> TO BE DONE
Each line of the data that includes the string "laburzysta" is to be copied out.

Begin SUPPLIED MATERIAL

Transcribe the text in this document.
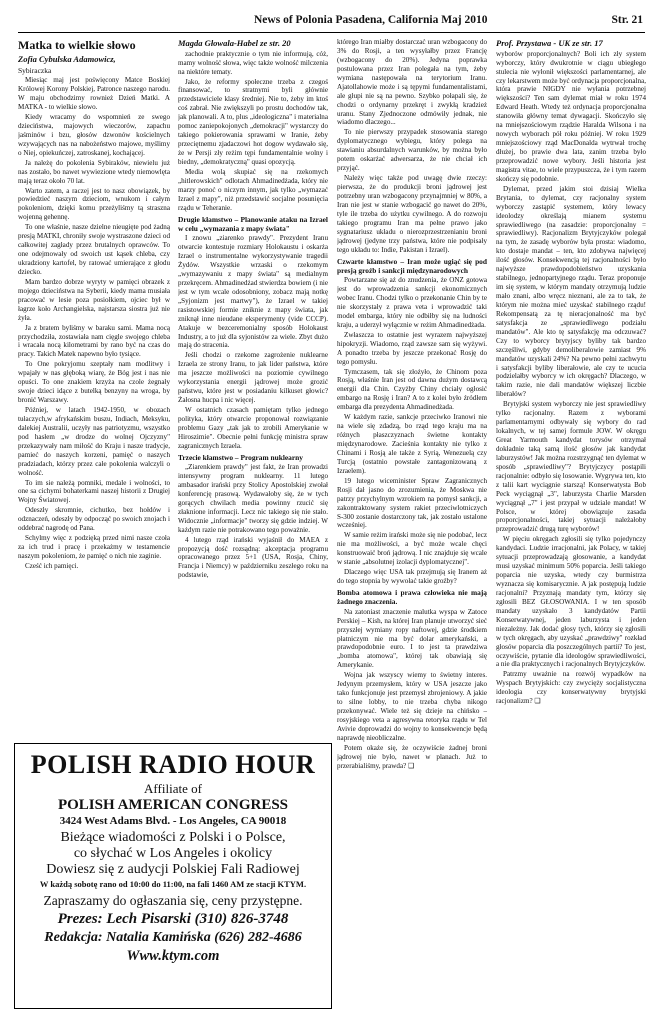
News of Polonia Pasadena, California Maj 2010	Str. 21

Matka to wielkie słowo

Zofia Cybulska Adamowicz,

Sybiraczka

Miesiąc maj jest poświęcony Matce Boskiej Królowej Korony Polskiej, Patronce naszego narodu. W maju obchodzimy rownież Dzień Matki. A MATKA - to wielkie słowo.

Kiedy wracamy do wspomnień ze swego dzieciństwa, majowych wieczorów, zapachu jaśminów i bzu, głosów dzwonów kościelnych wzywających nas na nabożeństwo majowe, myślimy o Niej, opiekuńczej, zatroskanej, kochającej.

Ja należę do pokolenia Sybiraków, niewielu już nas zostało, bo nawet wywiezione wtedy niemowlęta mają teraz około 70 lat.

Warto zatem, a raczej jest to nasz obowiązek, by powiedzieć naszym dzieciom, wnukom i całym pokoleniom, dzięki komu przeżyliśmy tą straszna wojenną gehennę.

To one właśnie, nasze dzielne nieugięte pod żadną presją MATKI, chroniły swoje wystraszone dzieci od całkowitej zagłady przez brutalnych oprawców. To one odejmowały od swoich ust kąsek chleba, czy ukradziony kartofel, by ratować umierające z głodu dziecko.

Mam bardzo dobrze wyryty w pamięci obrazek z mojego dzieciństwa na Syberii, kiedy mama musiała pracować w lesie poza posiołkiem, ojciec był w łagrze koło Archangielska, najstarsza siostra już nie żyła.

Ja z bratem byliśmy w baraku sami. Mama nocą przychodziła, zostawiała nam cięgle swojego chleba i wracała nocą kilometrami by rano być na czas do pracy. Takich Matek napewno było tysiące.

To One pokryjomu szeptały nam modlitwy i wpajały w nas głęboką wiarę, że Bóg jest i nas nie opuści. To one znakiem krzyża na czole żegnały swoje dzieci idące z butelką benzyny na wroga, by bronić Warszawy.

Później, w latach 1942-1950, w obozach tułaczych,w afrykańskim buszu, Indiach, Meksyku, dalekiej Australii, uczyły nas patriotyzmu, wszystko pod hasłem „w drodze do wolnej Ojczyzny" przekazywały nam miłość do Kraju i nasze tradycje, pamieć do naszych korzeni, pamięć o naszych pradziadach, którzy przez całe pokolenia walczyli o wolność.

To im sie należą pomniki, medale i wolności, to one sa cichymi bohaterkami naszej historii z Drugiej Wojny Światowej.

Odeszły skromnie, cichutko, bez hołdów i odznaczeń, odeszły by odpocząć po swoich znojach i oddebrać nagrodę od Pana.

Schylmy więc z podzięką przed nimi nasze czoła za ich trud i pracę i przekażmy w testamencie naszym pokoleniom, że pamięć o nich nie zaginie.

Cześć ich pamięci.

Magda Głowala-Habel ze str. 20

zachodnie praktycznie o tym nie informują, cóż, mamy wolność słowa, więc także wolność milczenia na niektóre tematy.

Jako, że reformy społeczne trzeba z czegoś finansować, to stratnymi byli głównie przedstawiciele klasy średniej. Nie to, żeby im ktoś coś zabrał. Nie zwiększyli po prostu dochodów tak, jak planowali. A to, plus „ideologiczna" i materialna pomoc zaniepokojonych „demokracji" wystarczy do takiego pokierowania sprawami w Iranie, żeby przeciętnemu zjadaczowi hot dogow wydawało się, że w Persji zły reżim tępi fundamentalnie wolny i biedny, „demokratyczną" quasi opozycją.

Media wolą skupiać się na rzekomych „hitlerowskich" odlotach Ahmadinedżada, który nie marzy ponoć o niczym innym, jak tylko „wymazać Izrael z mapy", niż przedstawić socjalne posunięcia rządu w Teheranie.

Drugie kłamstwo – Planowanie ataku na Izrael w celu „wymazania z mapy świata"

I znowu „ziarenko prawdy". Prezydent Iranu otwarcie kontestuje rozmiary Holokaustu i oskarża Izrael o instrumentalne wykorzystywanie tragedii Żydów. Wszystkie wrzaski o rzekomym „wymazywaniu z mapy świata" są medialnym przekręcem. Ahmadinedżad stwierdza bowiem (i nie jest w tym wcale odosobniony, zobacz mają notkę „Syjonizm jest martwy"), że Izrael w takiej rasistowskiej formie zniknie z mapy świata, jak zniknął inne nieudane eksperymenty (vide CCCP). Atakuje w bezceremonialny sposób Holokaust Industry, a to już dla syjonistów za wiele. Zbyt dużo mają do stracenia.

Jeśli chodzi o rzekome zagrożenie nuklearne Izraela ze strony Iranu, to jak lider państwa, które ma jeszcze możliwości na poziomie cywilnego wykorzystania energii jądrowej może grozić państwu, które jest w posiadaniu kilkuset głowic? Żałosna hucpa i nic więcej.

W ostatnich czasach pamiętam tylko jednego polityka, który otwarcie proponował rozwiązanie problemu Gazy „tak jak to zrobili Amerykanie w Hiroszimie". Obecnie pełni funkcję ministra spraw zagranicznych Izraela.

Trzecie kłamstwo – Program nuklearny

„Ziarenkiem prawdy" jest fakt, że Iran prowadzi intensywny program nuklearny. 11 lutego ambasador irański przy Stolicy Apostolskiej zwołał konferencję prasową. Wydawałoby się, że w tych gorących chwilach media powinny rzucić się złaknione informacji. Lecz nic takiego się nie stało. Widocznie „informacje" tworzy się gdzie indziej. W każdym razie nie potrakowano tego poważnie.

4 lutego rząd irański wyjaśnił do MAEA z propozycją dość rozsądną: akceptacja programu opracowanego przez 5+1 (USA, Rosja, Chiny, Francja i Niemcy) w październiku zeszłego roku na podstawie,

którego Iran miałby dostarczać uran wzbogacony do 3% do Rosji, a ten wysyłałby przez Francję (wzbogacony do 20%). Jedyna poprawka postulowana przez Iran polegała na tym, żeby wymiana następowała na terytorium Iranu. Ajatollahowie może i są tępymi fundamentalistami, ale głupi nie są na pewno. Szybko połapali się, że chodzi o ordynarny przekręt i zwykłą kradzież uranu. Stany Zjednoczone odmówiły jednak, nie wiadomo dlaczego...

To nie pierwszy przypadek stosowania starego dyplomatycznego wybiegu, który polega na stawianiu absurdalnych warunków, by można było potem oskarżać adwersarza, że nie chciał ich przyjąć.

Należy więc także pod uwagę dwie rzeczy: pierwsza, że do produkcji broni jądrowej jest potrzebny uran wzbogacony przynajmniej w 80%, a Iran nie jest w stanie wzbogacić go nawet do 20%, tyle ile trzeba do użytku cywilnego. A do rozwoju takiego programu Iran ma pełne prawo jako sygnatariusz układu o nierozprzestrzenianiu broni jądrowej (jedyne trzy państwa, które nie podpisały tego układu to: Indie, Pakistan i Izrael).

Czwarte kłamstwo – Iran może ugiąć się pod presją groźb i sankcji międzynarodowych

Powtarzane się aż do znudzenia, że ONZ gotowa jest do wprowadzenia sankcji ekonomicznych wobec Iranu. Chodzi tylko o przekonanie Chin by te nie skorzystały z prawa veta i wprowadzić taki model embarga, który nie odbiłby się na ludności kraju, a uderzył wyłącznie w reżim Ahmadinedżada.

Zwłaszcza to ostatnie jest wyrazem najwyższej hipokryzji. Wiadomo, rząd zawsze sam się wyżywi. A ponadto trzeba by jeszcze przekonać Rosję do tego pomysłu.

Tymczasem, tak się złożyło, że Chinom poza Rosją, właśnie Iran jest od dawna dużym dostawcą energii dla Chin. Czyżby Chiny chciały ogłosić embargo na Rosję i Iran? A to z kolei było źródłem embarga dla prezydenta Ahmadinedżada.

W każdym razie, sankcje przeciwko Iranowi nie na wiele się zdadzą, bo rząd tego kraju ma na różnych płaszczyznach świetne kontakty międzynarodowe. Zacieśnia kontakty nie tylko z Chinami i Rosją ale także z Syrią, Wenezuelą czy Turcją (ostatnio powstałe zantagonizowaną z Izraelem).

19 lutego wiceminister Spraw Zagranicznych Rosji dał jasno do zrozumienia, że Moskwa nie patrzy przychylnym wzrokiem na pomysł sankcji, a zakontraktowany system rakiet przeciwlotniczych S-300 zostanie dostarczony tak, jak zostało ustalone wcześniej.

W samie reżim irański może się nie podobać, lecz nie ma możliwości, a być może wcale chęci konstruowaić broń jądrową. I nic znajduje się wcale w stanie „absolutnej izolacji dyplomatycznej".

Dlaczego więc USA tak przejmują się Iranem aż do tego stopnia by wywołać takie groźby?

Bomba atomowa i prawa człowieka nie mają żadnego znaczenia.

Na zatoniast znaczenie malutka wyspa w Zatoce Perskiej – Kish, na której Iran planuje utworzyć sieć przyszłej wymiany ropy naftowej, gdzie środkiem płatniczym nie ma być dolar amerykański, a prawdopodobnie euro. I to jest ta prawdziwa „bomba atomowa", której tak obawiają się Amerykanie.

Wojna jak wszyscy wiemy to świetny interes. Jedynym przemysłem, który w USA jeszcze jako tako funkcjonuje jest przemysł zbrojeniowy. A jakie to silne lobby, to nie trzeba chyba nikogo przekonywać. Wiele też się dzieje na chińsko – rosyjskiego veta a agresywna retoryka rządu w Tel Avivie doprowadzi do wojny to konsekwencje będą naprawdę nieobliczalne.

Potem okaże się, że oczywiście żadnej broni jądrowej nie było, nawet w planach. Już to przerabialiśmy, prawda? ❑

Prof. Przystawa - UK ze str. 17

wyborów proporcjonalnych? Boli ich zły system wyborczy, który dwukrotnie w ciągu ubiegłego stulecia nie wyłonił większości parlamentarnej, ale czy lekarstwem może być ordynacja proporcjonalna, która prawie NIGDY nie wyłania potrzebnej większości? Ten sam dylemat miał w roku 1974 Edward Heath. Wtedy też ordynacja proporcjonalna stanowiła główny temat dywagacji. Skończyło się na mniejszościowym rządzie Haralda Wilsona i na nowych wyborach pół roku później. W roku 1929 mniejszościowy rząd MacDonalda wytrwał trochę dłużej, bo prawie dwa lata, zanim trzeba było przeprowadzić nowe wybory. Jeśli historia jest magistra vitae, to wiele przypuszcza, że i tym razem skończy się podobnie.

Dylemat, przed jakim stoi dzisiaj Wielka Brytania, to dylemat, czy racjonalny system wyborczy zastąpić systemem, który lewacy ideolodzy określają mianem systemu sprawiedliwego (na zasadzie: proporcjonalny = sprawiedliwy). Racjonalizm Brytyjczyków polegał na tym, że zasadę wyborów była prosta: wiadomo, kto dostaje mandat – ten, kto zdobywa najwięcej ilość głosów. Konsekwencją tej racjonalności było najwyższe prawdopodobieństwo uzyskania stabilnego, jednopartyjnego rządu. Teraz proponuje im się system, w którym mandaty otrzymują ludzie mało znani, albo wręcz nieznani, ale za to tak, że którym nie można mieć uzyskać stabilnego rządu! Rekompensatą za tę nieracjonalność ma być satysfakcja ze „sprawiedliwego podziału mandatów". Ale kto tę satysfakcję ma odczuwać? Czy to wyborcy brytyjscy byliby tak bardzo szczęśliwi, gdyby demoliberalowie zamiast 9% mandatów uzyskali 24%? Na pewno pełni zachwytu i satysfakcji byliby liberałowie, ale czy te ucucia podzielałby wyborcy w ich okręgach? Dlaczego, w takim razie, nie dali mandatów większej liczbie liberałów?

Brytyjski system wyborczy nie jest sprawiedliwy tylko racjonalny. Razem z wyborami parlamentarnymi odbywały się wybory do rad lokalnych, w tej samej formule JOW. W okręgu Great Yarmouth kandydat torysów otrzymał dokładnie taką samą ilość głosów jak kandydat laburzystów! Jak można rozstrzygnąć ten dylemat w sposób „sprawiedliwy"? Brytyjczycy postąpili racjonalnie: odbyło się losowanie. Wygrywa ten, kto z talii kart wyciągnie starszą! Konserwatysta Bob Peck wyciągnął „3", laburzysta Charlie Marsden wyciągnął „7" i jest przypał w udziale mandat! W Polsce, w której obowiązuje zasada proporcjonalności, takiej sytuacji należałoby przeprowadzić drugą turę wyborów!

W pięciu okręgach zgłosili się tylko pojedynczy kandydaci. Ludzie irracjonalni, jak Polacy, w takiej sytuacji przeprowadzają głosowanie, a kandydat musi uzyskać minimum 50% poparcia. Jeśli takiego poparcia nie uzyska, wtedy czy burmistrza wyznacza się komisarycznie. A jak postępują ludzie racjonalni? Przyznają mandaty tym, którzy się zgłosili BEZ GŁOSOWANIA. I w ten sposób mandaty uzyskało 3 kandydatów Partii Konserwatywnej, jeden laburzysta i jeden niezależny. Jak dodać głosy tych, którzy się zgłosili w tych okręgach, aby uzyskać „prawdziwy" rozkład głosów poparcia dla poszczególnych partii? To jest, oczywiście, pytanie dla ideologów sprawiedliwości, a nie dla praktycznych i racjonalnych Brytyjczyków.

Patrzmy uważnie na rozwój wypadków na Wyspach Brytyjskich: czy zwycięży socjalistyczna ideologia czy konserwatywny brytyjski racjonalizm? ❑

POLISH RADIO HOUR
Affiliate of
POLISH AMERICAN CONGRESS
3424 West Adams Blvd. - Los Angeles, CA 90018
Bieżące wiadomości z Polski i o Polsce,
co słychać w Los Angeles i okolicy
Dowiesz się z audycji Polskiej Fali Radiowej
W każdą sobotę rano od 10:00 do 11:00, na fali 1460 AM ze stacji KTYM.
Zapraszamy do ogłaszania się, ceny przystępne.
Prezes: Lech Pisarski (310) 826-3748
Redakcja: Natalia Kamińska (626) 282-4686
Www.ktym.com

End SUPPLIED MATERIAL

> RESPONSE TO THIS EXERCISE
Brytyjski system wyborczy nie jest sprawiedliwy tylko racjonalny. Razem z wyborami parlamentarnymi odbywały się wybory do rad lokalnych, w tej samej formule JOW. W okręgu Great Yarmouth kandydat torysów otrzymał dokładnie taką samą ilość głosów jak kandydat laburzystów! Jak można rozstrzygnąć ten dylemat w sposób „sprawiedliwy"? Brytyjczycy postąpili racjonalnie: odbyło się losowanie. Wygrywa ten, kto z talii kart wyciągnie starszą! Konserwatysta Bob Peck wyciągnął „3", laburzysta Charlie Marsden wyciągnął „7" i jest przypał w udziale mandat! W Polsce, w której obowiązuje zasada proporcjonalności, takiej sytuacji należałoby przeprowadzić drugą turę wyborów!
W pięciu okręgach zgłosili się tylko pojedynczy kandydaci. Ludzie irracjonalni, jak Polacy, w takiej sytuacji przeprowadzają głosowanie, a kandydat musi uzyskać minimum 50% poparcia. Jeśli takiego poparcia nie uzyska, wtedy czy burmistrza wyznacza się komisarycznie. A jak postępują ludzie racjonalni? Przyznają mandaty tym, którzy się zgłosili BEZ GŁOSOWANIA. I w ten sposób mandaty uzyskało 3 kandydatów Partii Konserwatywnej, jeden laburzysta i jeden niezależny. Jak dodać głosy tych, którzy się zgłosili w tych okręgach, aby uzyskać „prawdziwy" rozkład głosów poparcia dla poszczególnych partii? To jest, oczywiście, pytanie dla ideologów sprawiedliwości, a nie dla praktycznych i racjonalnych Brytyjczyków.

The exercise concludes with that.